Records excerpted from a collection
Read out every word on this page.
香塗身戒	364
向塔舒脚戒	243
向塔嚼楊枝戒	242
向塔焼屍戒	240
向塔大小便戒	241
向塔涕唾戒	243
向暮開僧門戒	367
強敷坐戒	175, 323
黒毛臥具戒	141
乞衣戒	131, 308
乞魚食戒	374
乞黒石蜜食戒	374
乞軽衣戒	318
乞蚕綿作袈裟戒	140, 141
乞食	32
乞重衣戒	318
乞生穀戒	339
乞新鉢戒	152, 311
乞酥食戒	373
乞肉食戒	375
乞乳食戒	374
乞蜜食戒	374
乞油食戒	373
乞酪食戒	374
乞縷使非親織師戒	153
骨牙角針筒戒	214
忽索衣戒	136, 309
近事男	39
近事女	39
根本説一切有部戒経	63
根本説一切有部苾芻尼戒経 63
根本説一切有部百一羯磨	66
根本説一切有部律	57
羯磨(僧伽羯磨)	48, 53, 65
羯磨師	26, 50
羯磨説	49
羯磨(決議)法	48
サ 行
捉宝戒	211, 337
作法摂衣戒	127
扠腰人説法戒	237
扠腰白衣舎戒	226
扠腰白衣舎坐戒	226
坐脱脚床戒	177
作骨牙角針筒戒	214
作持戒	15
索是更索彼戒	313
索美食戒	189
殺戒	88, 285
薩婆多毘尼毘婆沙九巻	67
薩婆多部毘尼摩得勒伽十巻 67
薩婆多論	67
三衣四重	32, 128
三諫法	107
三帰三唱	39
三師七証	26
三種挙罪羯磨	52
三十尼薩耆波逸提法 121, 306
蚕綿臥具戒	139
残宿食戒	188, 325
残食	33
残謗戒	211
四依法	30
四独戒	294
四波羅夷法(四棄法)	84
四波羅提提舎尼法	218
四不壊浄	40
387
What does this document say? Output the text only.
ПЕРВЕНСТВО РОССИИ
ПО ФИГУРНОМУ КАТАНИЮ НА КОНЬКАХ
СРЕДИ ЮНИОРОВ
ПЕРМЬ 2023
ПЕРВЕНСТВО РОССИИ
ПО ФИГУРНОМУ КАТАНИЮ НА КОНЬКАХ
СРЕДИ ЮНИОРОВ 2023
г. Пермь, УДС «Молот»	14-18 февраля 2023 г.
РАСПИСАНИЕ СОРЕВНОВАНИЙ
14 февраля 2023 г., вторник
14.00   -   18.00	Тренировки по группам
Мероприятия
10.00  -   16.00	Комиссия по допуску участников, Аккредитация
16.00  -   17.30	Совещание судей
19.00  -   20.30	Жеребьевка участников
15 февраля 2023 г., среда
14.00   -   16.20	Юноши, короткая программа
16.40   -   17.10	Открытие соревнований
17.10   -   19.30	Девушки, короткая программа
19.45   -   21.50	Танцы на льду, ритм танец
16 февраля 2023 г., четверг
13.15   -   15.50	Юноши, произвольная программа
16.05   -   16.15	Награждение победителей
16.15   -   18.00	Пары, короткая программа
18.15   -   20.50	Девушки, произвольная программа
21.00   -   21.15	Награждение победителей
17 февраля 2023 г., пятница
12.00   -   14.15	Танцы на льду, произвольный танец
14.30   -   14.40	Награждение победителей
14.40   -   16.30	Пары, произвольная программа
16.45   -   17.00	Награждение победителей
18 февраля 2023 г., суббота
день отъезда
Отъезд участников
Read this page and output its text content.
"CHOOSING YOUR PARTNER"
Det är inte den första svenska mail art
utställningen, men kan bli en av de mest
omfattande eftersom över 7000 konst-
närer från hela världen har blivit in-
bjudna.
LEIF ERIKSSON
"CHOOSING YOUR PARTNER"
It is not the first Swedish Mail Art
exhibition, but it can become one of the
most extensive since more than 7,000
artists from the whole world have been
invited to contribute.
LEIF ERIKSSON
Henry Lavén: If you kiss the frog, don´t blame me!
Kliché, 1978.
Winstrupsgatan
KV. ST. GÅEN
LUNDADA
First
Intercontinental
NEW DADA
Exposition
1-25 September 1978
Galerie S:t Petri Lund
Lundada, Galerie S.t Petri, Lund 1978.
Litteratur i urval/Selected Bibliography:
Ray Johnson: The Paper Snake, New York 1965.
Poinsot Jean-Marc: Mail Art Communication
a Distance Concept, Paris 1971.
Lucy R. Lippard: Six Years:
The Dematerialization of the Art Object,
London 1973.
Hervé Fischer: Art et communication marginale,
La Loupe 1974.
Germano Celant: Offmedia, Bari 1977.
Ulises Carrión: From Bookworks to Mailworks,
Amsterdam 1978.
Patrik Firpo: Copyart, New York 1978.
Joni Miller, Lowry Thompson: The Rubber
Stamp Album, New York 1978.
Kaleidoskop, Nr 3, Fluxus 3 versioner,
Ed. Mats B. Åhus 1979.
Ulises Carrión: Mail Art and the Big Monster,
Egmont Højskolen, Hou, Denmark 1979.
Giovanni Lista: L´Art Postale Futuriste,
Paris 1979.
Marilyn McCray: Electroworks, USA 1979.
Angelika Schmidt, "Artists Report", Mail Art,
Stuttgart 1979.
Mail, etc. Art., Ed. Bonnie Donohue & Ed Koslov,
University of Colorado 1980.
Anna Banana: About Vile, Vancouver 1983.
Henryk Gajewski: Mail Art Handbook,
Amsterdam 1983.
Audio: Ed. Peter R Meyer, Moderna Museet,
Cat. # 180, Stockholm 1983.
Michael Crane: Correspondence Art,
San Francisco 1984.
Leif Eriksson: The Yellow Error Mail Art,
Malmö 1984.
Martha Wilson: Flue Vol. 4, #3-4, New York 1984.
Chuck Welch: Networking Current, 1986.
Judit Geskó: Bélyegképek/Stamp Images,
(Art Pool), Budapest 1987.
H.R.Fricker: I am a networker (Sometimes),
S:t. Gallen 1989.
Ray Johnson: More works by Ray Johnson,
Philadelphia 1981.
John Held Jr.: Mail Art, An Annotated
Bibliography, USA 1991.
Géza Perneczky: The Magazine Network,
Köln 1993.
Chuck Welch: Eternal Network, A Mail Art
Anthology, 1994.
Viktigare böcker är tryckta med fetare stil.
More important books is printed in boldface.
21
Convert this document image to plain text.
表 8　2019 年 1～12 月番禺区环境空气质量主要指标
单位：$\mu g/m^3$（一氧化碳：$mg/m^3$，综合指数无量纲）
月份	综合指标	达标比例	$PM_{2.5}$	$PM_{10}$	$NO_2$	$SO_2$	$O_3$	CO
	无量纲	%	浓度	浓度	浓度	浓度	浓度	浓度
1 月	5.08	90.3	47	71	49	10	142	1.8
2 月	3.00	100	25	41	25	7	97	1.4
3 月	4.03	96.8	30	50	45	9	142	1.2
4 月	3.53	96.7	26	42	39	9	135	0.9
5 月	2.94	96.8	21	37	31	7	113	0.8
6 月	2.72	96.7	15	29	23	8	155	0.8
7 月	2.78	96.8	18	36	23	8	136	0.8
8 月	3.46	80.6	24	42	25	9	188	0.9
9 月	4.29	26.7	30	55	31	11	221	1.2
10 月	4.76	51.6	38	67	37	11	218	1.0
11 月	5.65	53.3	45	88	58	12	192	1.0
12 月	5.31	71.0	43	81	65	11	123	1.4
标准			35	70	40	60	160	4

## [Written task]
Extract the listing in its entirety and repeat it exactly.

## [Task response]
Read out every word on this page.
香塗身戒	364
向塔舒脚戒	243
向塔嚼楊枝戒	242
向塔焼屍戒	240
向塔大小便戒	241
向塔涕唾戒	243
向暮開僧門戒	367
強敷坐戒	175, 323
黒毛臥具戒	141
乞衣戒	131, 308
乞魚食戒	374
乞黒石蜜食戒	374
乞軽衣戒	318
乞蚕綿作袈裟戒	140, 141
乞食	32
乞重衣戒	318
乞生穀戒	339
乞新鉢戒	152, 311
乞酥食戒	373
乞肉食戒	375
乞乳食戒	374
乞蜜食戒	374
乞油食戒	373
乞酪食戒	374
乞縷使非親織師戒	153
骨牙角針筒戒	214
忽索衣戒	136, 309
近事男	39
近事女	39
根本説一切有部戒経	63
根本説一切有部苾芻尼戒経 63
根本説一切有部百一羯磨	66
根本説一切有部律	57
羯磨(僧伽羯磨)	48, 53, 65
羯磨師	26, 50
羯磨説	49
羯磨(決議)法	48
サ 行
捉宝戒	211, 337
作法摂衣戒	127
扠腰人説法戒	237
扠腰白衣舎戒	226
扠腰白衣舎坐戒	226
坐脱脚床戒	177
作骨牙角針筒戒	214
作持戒	15
索是更索彼戒	313
索美食戒	189
殺戒	88, 285
薩婆多毘尼毘婆沙九巻	67
薩婆多部毘尼摩得勒伽十巻 67
薩婆多論	67
三衣四重	32, 128
三諫法	107
三帰三唱	39
三師七証	26
三種挙罪羯磨	52
三十尼薩耆波逸提法 121, 306
蚕綿臥具戒	139
残宿食戒	188, 325
残食	33
残謗戒	211
四依法	30
四独戒	294
四波羅夷法(四棄法)	84
四波羅提提舎尼法	218
四不壊浄	40
387
What does this document say? Output the text only.
ПЕРВЕНСТВО РОССИИ
ПО ФИГУРНОМУ КАТАНИЮ НА КОНЬКАХ
СРЕДИ ЮНИОРОВ
ПЕРМЬ 2023
ПЕРВЕНСТВО РОССИИ
ПО ФИГУРНОМУ КАТАНИЮ НА КОНЬКАХ
СРЕДИ ЮНИОРОВ 2023
г. Пермь, УДС «Молот»	14-18 февраля 2023 г.
РАСПИСАНИЕ СОРЕВНОВАНИЙ
14 февраля 2023 г., вторник
14.00   -   18.00	Тренировки по группам
Мероприятия
10.00  -   16.00	Комиссия по допуску участников, Аккредитация
16.00  -   17.30	Совещание судей
19.00  -   20.30	Жеребьевка участников
15 февраля 2023 г., среда
14.00   -   16.20	Юноши, короткая программа
16.40   -   17.10	Открытие соревнований
17.10   -   19.30	Девушки, короткая программа
19.45   -   21.50	Танцы на льду, ритм танец
16 февраля 2023 г., четверг
13.15   -   15.50	Юноши, произвольная программа
16.05   -   16.15	Награждение победителей
16.15   -   18.00	Пары, короткая программа
18.15   -   20.50	Девушки, произвольная программа
21.00   -   21.15	Награждение победителей
17 февраля 2023 г., пятница
12.00   -   14.15	Танцы на льду, произвольный танец
14.30   -   14.40	Награждение победителей
14.40   -   16.30	Пары, произвольная программа
16.45   -   17.00	Награждение победителей
18 февраля 2023 г., суббота
день отъезда
Отъезд участников
Read this page and output its text content.
"CHOOSING YOUR PARTNER"
Det är inte den första svenska mail art
utställningen, men kan bli en av de mest
omfattande eftersom över 7000 konst-
närer från hela världen har blivit in-
bjudna.
LEIF ERIKSSON
"CHOOSING YOUR PARTNER"
It is not the first Swedish Mail Art
exhibition, but it can become one of the
most extensive since more than 7,000
artists from the whole world have been
invited to contribute.
LEIF ERIKSSON
Henry Lavén: If you kiss the frog, don´t blame me!
Kliché, 1978.
Winstrupsgatan
KV. ST. GÅEN
LUNDADA
First
Intercontinental
NEW DADA
Exposition
1-25 September 1978
Galerie S:t Petri Lund
Lundada, Galerie S.t Petri, Lund 1978.
Litteratur i urval/Selected Bibliography:
Ray Johnson: The Paper Snake, New York 1965.
Poinsot Jean-Marc: Mail Art Communication
a Distance Concept, Paris 1971.
Lucy R. Lippard: Six Years:
The Dematerialization of the Art Object,
London 1973.
Hervé Fischer: Art et communication marginale,
La Loupe 1974.
Germano Celant: Offmedia, Bari 1977.
Ulises Carrión: From Bookworks to Mailworks,
Amsterdam 1978.
Patrik Firpo: Copyart, New York 1978.
Joni Miller, Lowry Thompson: The Rubber
Stamp Album, New York 1978.
Kaleidoskop, Nr 3, Fluxus 3 versioner,
Ed. Mats B. Åhus 1979.
Ulises Carrión: Mail Art and the Big Monster,
Egmont Højskolen, Hou, Denmark 1979.
Giovanni Lista: L´Art Postale Futuriste,
Paris 1979.
Marilyn McCray: Electroworks, USA 1979.
Angelika Schmidt, "Artists Report", Mail Art,
Stuttgart 1979.
Mail, etc. Art., Ed. Bonnie Donohue & Ed Koslov,
University of Colorado 1980.
Anna Banana: About Vile, Vancouver 1983.
Henryk Gajewski: Mail Art Handbook,
Amsterdam 1983.
Audio: Ed. Peter R Meyer, Moderna Museet,
Cat. # 180, Stockholm 1983.
Michael Crane: Correspondence Art,
San Francisco 1984.
Leif Eriksson: The Yellow Error Mail Art,
Malmö 1984.
Martha Wilson: Flue Vol. 4, #3-4, New York 1984.
Chuck Welch: Networking Current, 1986.
Judit Geskó: Bélyegképek/Stamp Images,
(Art Pool), Budapest 1987.
H.R.Fricker: I am a networker (Sometimes),
S:t. Gallen 1989.
Ray Johnson: More works by Ray Johnson,
Philadelphia 1981.
John Held Jr.: Mail Art, An Annotated
Bibliography, USA 1991.
Géza Perneczky: The Magazine Network,
Köln 1993.
Chuck Welch: Eternal Network, A Mail Art
Anthology, 1994.
Viktigare böcker är tryckta med fetare stil.
More important books is printed in boldface.
21
Convert this document image to plain text.
表 8　2019 年 1～12 月番禺区环境空气质量主要指标
单位：$\mu g/m^3$（一氧化碳：$mg/m^3$，综合指数无量纲）
月份	综合指标	达标比例	$PM_{2.5}$	$PM_{10}$	$NO_2$	$SO_2$	$O_3$	CO
	无量纲	%	浓度	浓度	浓度	浓度	浓度	浓度
1 月	5.08	90.3	47	71	49	10	142	1.8
2 月	3.00	100	25	41	25	7	97	1.4
3 月	4.03	96.8	30	50	45	9	142	1.2
4 月	3.53	96.7	26	42	39	9	135	0.9
5 月	2.94	96.8	21	37	31	7	113	0.8
6 月	2.72	96.7	15	29	23	8	155	0.8
7 月	2.78	96.8	18	36	23	8	136	0.8
8 月	3.46	80.6	24	42	25	9	188	0.9
9 月	4.29	26.7	30	55	31	11	221	1.2
10 月	4.76	51.6	38	67	37	11	218	1.0
11 月	5.65	53.3	45	88	58	12	192	1.0
12 月	5.31	71.0	43	81	65	11	123	1.4
标准			35	70	40	60	160	4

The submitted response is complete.